Using the data below, copy each line that includes the word "Dodoneum".

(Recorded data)
......
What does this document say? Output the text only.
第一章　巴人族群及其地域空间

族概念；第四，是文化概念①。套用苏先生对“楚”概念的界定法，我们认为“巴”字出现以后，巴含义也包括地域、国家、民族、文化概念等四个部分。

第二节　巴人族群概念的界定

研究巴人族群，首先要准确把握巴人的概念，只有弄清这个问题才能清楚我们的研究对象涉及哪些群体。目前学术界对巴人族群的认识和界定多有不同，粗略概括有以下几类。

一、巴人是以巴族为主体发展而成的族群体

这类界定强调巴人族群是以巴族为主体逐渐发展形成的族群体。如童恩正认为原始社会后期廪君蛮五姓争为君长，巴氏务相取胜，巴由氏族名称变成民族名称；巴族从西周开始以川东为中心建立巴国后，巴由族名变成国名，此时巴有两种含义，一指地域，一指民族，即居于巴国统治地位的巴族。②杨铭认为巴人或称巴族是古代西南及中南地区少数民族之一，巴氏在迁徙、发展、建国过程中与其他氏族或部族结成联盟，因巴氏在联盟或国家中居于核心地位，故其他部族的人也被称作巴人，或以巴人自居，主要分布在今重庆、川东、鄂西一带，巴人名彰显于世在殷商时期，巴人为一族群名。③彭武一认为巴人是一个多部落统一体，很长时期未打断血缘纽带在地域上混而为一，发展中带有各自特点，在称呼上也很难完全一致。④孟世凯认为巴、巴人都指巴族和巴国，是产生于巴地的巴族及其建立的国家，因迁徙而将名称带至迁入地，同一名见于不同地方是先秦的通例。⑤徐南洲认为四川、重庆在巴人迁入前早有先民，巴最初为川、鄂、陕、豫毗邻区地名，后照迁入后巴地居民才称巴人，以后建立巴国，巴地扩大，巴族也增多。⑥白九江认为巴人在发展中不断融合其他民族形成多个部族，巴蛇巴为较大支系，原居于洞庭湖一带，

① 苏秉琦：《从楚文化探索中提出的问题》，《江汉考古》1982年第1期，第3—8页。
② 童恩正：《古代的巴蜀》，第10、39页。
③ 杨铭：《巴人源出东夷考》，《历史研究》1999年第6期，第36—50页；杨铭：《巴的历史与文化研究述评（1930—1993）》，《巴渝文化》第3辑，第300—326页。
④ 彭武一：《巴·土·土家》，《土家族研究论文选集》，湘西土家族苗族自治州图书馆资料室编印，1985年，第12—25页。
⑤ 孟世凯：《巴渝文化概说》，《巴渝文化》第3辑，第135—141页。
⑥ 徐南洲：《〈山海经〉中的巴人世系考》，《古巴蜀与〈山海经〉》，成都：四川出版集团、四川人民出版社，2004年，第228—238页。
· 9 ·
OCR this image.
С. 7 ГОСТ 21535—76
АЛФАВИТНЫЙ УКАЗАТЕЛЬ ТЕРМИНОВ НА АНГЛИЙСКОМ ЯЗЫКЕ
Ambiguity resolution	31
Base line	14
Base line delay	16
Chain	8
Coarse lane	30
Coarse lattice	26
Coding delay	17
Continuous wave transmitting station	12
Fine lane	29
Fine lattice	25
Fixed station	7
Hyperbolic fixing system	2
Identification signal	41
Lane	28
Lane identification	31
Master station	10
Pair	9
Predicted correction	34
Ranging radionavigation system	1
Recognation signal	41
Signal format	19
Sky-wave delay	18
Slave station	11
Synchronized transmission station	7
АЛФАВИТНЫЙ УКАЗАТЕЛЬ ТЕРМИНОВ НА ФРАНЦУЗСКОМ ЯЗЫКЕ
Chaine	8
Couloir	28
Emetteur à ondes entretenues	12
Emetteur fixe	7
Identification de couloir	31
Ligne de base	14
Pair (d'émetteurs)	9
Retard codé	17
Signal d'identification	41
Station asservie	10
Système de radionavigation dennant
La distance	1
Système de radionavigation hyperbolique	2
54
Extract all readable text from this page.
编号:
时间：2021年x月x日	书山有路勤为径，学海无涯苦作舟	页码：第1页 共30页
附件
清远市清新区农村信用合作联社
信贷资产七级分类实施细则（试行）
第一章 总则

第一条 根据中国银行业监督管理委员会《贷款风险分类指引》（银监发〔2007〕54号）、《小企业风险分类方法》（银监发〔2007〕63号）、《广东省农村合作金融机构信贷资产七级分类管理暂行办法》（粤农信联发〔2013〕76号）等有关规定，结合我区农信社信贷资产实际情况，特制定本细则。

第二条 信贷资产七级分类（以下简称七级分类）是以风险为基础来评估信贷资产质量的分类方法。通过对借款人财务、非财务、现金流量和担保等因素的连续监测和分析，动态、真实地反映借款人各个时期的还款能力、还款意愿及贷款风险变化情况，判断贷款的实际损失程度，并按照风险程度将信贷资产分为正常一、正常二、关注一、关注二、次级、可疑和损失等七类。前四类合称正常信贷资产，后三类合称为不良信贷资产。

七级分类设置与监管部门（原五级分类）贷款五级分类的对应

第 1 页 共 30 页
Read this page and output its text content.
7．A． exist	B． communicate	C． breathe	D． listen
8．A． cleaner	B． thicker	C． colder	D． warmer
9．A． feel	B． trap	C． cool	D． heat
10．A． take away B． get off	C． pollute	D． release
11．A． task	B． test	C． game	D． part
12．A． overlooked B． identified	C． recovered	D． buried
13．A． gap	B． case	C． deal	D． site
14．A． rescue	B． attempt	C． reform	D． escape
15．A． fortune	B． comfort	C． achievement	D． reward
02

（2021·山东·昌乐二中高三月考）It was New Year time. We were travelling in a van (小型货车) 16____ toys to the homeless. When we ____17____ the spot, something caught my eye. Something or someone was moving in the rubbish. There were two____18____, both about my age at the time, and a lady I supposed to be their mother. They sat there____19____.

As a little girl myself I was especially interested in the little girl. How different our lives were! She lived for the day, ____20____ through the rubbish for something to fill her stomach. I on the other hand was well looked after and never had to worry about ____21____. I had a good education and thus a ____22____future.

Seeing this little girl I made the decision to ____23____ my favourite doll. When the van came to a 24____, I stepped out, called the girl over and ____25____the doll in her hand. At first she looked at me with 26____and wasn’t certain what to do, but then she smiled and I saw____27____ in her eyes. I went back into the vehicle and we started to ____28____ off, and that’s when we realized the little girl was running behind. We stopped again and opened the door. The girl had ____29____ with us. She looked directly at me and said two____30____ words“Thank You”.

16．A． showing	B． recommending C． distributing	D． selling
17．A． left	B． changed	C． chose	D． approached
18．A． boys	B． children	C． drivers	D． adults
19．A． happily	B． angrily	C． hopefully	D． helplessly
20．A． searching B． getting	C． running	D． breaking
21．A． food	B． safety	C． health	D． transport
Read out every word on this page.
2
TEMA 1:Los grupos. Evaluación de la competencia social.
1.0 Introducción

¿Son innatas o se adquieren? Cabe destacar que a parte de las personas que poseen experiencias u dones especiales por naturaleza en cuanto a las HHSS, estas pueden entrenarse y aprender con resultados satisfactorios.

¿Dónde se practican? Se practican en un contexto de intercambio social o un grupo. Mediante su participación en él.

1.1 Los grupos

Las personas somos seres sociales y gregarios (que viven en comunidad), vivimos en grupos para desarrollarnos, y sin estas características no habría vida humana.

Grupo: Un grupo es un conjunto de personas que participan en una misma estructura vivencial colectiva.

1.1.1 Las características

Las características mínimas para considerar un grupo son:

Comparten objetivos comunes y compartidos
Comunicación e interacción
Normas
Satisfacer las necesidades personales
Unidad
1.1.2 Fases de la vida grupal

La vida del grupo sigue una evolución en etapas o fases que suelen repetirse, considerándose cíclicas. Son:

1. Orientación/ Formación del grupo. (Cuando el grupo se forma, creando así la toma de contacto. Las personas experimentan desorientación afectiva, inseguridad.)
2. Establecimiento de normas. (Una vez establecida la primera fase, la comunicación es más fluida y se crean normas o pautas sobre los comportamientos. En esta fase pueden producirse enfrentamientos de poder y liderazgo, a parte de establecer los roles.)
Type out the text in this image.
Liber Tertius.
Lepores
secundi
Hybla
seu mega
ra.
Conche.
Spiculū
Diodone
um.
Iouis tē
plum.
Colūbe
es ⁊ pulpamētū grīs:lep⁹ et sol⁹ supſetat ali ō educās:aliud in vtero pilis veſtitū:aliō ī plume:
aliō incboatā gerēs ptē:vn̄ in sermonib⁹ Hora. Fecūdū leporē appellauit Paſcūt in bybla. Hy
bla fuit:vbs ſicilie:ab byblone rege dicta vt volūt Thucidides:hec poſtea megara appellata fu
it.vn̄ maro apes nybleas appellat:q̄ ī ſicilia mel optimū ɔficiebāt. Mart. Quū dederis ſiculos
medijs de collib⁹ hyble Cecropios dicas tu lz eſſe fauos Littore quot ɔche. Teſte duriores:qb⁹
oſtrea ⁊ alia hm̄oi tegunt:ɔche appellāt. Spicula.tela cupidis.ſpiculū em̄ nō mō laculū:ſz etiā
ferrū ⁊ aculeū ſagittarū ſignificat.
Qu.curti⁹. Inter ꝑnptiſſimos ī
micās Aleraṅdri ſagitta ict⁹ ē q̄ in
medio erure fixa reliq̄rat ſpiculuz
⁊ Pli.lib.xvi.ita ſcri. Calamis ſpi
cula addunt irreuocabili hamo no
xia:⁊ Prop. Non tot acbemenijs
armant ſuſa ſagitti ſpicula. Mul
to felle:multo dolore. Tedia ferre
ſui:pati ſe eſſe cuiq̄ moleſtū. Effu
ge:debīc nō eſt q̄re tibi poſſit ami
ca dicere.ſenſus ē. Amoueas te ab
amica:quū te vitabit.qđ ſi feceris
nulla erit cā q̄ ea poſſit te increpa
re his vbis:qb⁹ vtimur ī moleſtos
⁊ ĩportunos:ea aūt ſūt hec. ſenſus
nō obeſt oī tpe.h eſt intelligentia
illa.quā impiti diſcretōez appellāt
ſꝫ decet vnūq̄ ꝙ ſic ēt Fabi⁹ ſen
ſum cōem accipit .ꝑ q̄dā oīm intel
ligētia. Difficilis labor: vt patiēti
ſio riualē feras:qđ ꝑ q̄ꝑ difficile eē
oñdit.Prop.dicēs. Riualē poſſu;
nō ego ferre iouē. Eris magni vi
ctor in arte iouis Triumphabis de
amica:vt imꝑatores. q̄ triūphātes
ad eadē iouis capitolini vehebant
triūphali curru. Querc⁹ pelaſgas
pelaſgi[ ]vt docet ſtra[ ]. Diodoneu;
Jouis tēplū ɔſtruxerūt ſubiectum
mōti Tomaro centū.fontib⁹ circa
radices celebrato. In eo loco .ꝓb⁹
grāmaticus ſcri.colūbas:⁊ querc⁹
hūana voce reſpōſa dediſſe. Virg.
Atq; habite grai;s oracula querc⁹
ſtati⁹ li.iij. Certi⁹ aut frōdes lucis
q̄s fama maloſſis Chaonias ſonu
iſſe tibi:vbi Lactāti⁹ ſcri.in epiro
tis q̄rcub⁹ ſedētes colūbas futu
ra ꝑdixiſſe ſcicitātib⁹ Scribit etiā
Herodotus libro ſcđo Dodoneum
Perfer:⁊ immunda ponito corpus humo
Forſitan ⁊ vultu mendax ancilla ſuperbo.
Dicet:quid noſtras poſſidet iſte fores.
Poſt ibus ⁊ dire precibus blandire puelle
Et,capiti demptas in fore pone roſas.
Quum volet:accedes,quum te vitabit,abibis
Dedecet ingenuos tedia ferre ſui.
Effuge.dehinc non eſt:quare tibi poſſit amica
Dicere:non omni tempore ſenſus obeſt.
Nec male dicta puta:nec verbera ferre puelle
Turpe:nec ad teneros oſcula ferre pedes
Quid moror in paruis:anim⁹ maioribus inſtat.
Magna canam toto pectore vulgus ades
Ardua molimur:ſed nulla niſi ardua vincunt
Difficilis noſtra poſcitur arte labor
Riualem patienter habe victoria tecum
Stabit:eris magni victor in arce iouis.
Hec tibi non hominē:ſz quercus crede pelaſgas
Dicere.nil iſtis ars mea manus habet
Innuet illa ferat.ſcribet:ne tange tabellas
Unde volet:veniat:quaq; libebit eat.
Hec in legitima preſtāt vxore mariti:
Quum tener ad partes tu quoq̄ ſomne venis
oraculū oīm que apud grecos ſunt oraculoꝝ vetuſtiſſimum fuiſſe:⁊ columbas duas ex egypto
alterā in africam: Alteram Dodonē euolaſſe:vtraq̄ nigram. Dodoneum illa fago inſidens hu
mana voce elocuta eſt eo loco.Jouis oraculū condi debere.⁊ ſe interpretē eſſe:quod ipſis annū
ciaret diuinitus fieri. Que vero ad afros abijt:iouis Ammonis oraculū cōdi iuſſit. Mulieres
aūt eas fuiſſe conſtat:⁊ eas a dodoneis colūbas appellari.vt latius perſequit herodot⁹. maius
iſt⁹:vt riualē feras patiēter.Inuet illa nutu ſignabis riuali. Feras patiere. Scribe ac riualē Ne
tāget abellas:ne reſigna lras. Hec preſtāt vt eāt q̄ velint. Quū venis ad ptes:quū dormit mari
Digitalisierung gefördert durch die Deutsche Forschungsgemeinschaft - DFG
......
FINAL RESULT:
Herodotus libro ſcđo Dodoneum
alterā in africam: Alteram Dodonē euolaſſe:vtraq̄ nigram. Dodoneum illa fago inſidens hu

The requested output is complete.